Each entry must appear again exactly as it does in the source.

-------------------------

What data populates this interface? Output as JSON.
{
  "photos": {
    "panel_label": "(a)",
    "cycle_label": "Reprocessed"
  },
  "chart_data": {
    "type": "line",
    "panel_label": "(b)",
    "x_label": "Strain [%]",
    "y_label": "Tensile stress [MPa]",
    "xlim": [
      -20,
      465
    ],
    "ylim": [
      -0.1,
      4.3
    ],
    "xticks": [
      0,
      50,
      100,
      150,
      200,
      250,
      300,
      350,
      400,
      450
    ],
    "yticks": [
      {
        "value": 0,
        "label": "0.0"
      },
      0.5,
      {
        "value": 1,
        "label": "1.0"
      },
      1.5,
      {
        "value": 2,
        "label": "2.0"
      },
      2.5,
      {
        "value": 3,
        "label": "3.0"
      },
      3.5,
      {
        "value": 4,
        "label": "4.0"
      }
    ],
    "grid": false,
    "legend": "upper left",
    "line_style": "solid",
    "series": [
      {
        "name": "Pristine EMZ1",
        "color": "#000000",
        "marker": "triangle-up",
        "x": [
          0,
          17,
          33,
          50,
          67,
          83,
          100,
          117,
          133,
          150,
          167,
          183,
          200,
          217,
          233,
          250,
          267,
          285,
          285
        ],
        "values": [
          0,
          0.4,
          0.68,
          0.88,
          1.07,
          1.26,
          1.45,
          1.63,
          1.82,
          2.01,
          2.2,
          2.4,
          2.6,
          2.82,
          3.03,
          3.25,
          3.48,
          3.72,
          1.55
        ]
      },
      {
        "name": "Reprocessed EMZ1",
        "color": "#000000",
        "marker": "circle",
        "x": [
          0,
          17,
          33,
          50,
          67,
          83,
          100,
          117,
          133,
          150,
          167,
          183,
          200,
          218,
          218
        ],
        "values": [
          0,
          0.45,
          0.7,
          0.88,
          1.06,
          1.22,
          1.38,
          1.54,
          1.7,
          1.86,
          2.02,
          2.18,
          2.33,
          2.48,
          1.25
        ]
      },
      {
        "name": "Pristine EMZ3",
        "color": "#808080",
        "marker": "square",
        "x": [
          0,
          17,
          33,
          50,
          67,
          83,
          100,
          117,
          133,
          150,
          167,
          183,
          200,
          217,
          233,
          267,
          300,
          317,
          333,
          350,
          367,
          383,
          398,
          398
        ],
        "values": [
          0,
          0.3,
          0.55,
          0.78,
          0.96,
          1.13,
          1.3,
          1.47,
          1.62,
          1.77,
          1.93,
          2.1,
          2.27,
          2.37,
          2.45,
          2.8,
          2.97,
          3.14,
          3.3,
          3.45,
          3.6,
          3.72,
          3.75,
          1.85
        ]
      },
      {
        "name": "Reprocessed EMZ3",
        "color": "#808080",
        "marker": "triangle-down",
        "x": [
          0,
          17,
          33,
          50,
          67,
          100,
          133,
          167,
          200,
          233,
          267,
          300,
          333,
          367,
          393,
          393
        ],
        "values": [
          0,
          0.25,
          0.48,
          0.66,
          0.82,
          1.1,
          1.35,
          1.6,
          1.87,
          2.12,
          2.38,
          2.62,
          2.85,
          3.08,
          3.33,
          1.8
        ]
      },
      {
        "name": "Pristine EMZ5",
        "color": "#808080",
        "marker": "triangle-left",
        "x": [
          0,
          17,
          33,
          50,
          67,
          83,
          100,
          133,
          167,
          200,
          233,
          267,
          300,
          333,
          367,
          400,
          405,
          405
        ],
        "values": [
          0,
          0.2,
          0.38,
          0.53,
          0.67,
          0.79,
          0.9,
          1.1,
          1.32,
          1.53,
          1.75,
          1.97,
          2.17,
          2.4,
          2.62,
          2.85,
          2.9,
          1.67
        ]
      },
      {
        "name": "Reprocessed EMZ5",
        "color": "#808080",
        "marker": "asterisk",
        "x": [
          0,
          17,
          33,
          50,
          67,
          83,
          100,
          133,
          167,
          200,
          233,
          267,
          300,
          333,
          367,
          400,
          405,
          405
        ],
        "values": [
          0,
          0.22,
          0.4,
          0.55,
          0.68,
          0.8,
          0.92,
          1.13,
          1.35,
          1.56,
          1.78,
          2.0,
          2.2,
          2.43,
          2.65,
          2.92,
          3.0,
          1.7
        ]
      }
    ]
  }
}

-------------------------

> RESULT OF THE TASK
What data populates this interface? Output as JSON.
{
  "photos": {
    "panel_label": "(a)",
    "cycle_label": "Reprocessed"
  },
  "chart_data": {
    "type": "line",
    "panel_label": "(b)",
    "x_label": "Strain [%]",
    "y_label": "Tensile stress [MPa]",
    "xlim": [
      -20,
      465
    ],
    "ylim": [
      -0.1,
      4.3
    ],
    "xticks": [
      0,
      50,
      100,
      150,
      200,
      250,
      300,
      350,
      400,
      450
    ],
    "yticks": [
      {
        "value": 0,
        "label": "0.0"
      },
      0.5,
      {
        "value": 1,
        "label": "1.0"
      },
      1.5,
      {
        "value": 2,
        "label": "2.0"
      },
      2.5,
      {
        "value": 3,
        "label": "3.0"
      },
      3.5,
      {
        "value": 4,
        "label": "4.0"
      }
    ],
    "grid": false,
    "legend": "upper left",
    "line_style": "solid",
    "series": [
      {
        "name": "Pristine EMZ1",
        "color": "#000000",
        "marker": "triangle-up",
        "x": [
          0,
          17,
          33,
          50,
          67,
          83,
          100,
          117,
          133,
          150,
          167,
          183,
          200,
          217,
          233,
          250,
          267,
          285,
          285
        ],
        "values": [
          0,
          0.4,
          0.68,
          0.88,
          1.07,
          1.26,
          1.45,
          1.63,
          1.82,
          2.01,
          2.2,
          2.4,
          2.6,
          2.82,
          3.03,
          3.25,
          3.48,
          3.72,
          1.55
        ]
      },
      {
        "name": "Reprocessed EMZ1",
        "color": "#000000",
        "marker": "circle",
        "x": [
          0,
          17,
          33,
          50,
          67,
          83,
          100,
          117,
          133,
          150,
          167,
          183,
          200,
          218,
          218
        ],
        "values": [
          0,
          0.45,
          0.7,
          0.88,
          1.06,
          1.22,
          1.38,
          1.54,
          1.7,
          1.86,
          2.02,
          2.18,
          2.33,
          2.48,
          1.25
        ]
      },
      {
        "name": "Pristine EMZ3",
        "color": "#808080",
        "marker": "square",
        "x": [
          0,
          17,
          33,
          50,
          67,
          83,
          100,
          117,
          133,
          150,
          167,
          183,
          200,
          217,
          233,
          267,
          300,
          317,
          333,
          350,
          367,
          383,
          398,
          398
        ],
        "values": [
          0,
          0.3,
          0.55,
          0.78,
          0.96,
          1.13,
          1.3,
          1.47,
          1.62,
          1.77,
          1.93,
          2.1,
          2.27,
          2.37,
          2.45,
          2.8,
          2.97,
          3.14,
          3.3,
          3.45,
          3.6,
          3.72,
          3.75,
          1.85
        ]
      },
      {
        "name": "Reprocessed EMZ3",
        "color": "#808080",
        "marker": "triangle-down",
        "x": [
          0,
          17,
          33,
          50,
          67,
          100,
          133,
          167,
          200,
          233,
          267,
          300,
          333,
          367,
          393,
          393
        ],
        "values": [
          0,
          0.25,
          0.48,
          0.66,
          0.82,
          1.1,
          1.35,
          1.6,
          1.87,
          2.12,
          2.38,
          2.62,
          2.85,
          3.08,
          3.33,
          1.8
        ]
      },
      {
        "name": "Pristine EMZ5",
        "color": "#808080",
        "marker": "triangle-left",
        "x": [
          0,
          17,
          33,
          50,
          67,
          83,
          100,
          133,
          167,
          200,
          233,
          267,
          300,
          333,
          367,
          400,
          405,
          405
        ],
        "values": [
          0,
          0.2,
          0.38,
          0.53,
          0.67,
          0.79,
          0.9,
          1.1,
          1.32,
          1.53,
          1.75,
          1.97,
          2.17,
          2.4,
          2.62,
          2.85,
          2.9,
          1.67
        ]
      },
      {
        "name": "Reprocessed EMZ5",
        "color": "#808080",
        "marker": "asterisk",
        "x": [
          0,
          17,
          33,
          50,
          67,
          83,
          100,
          133,
          167,
          200,
          233,
          267,
          300,
          333,
          367,
          400,
          405,
          405
        ],
        "values": [
          0,
          0.22,
          0.4,
          0.55,
          0.68,
          0.8,
          0.92,
          1.13,
          1.35,
          1.56,
          1.78,
          2.0,
          2.2,
          2.43,
          2.65,
          2.92,
          3.0,
          1.7
        ]
      }
    ]
  }
}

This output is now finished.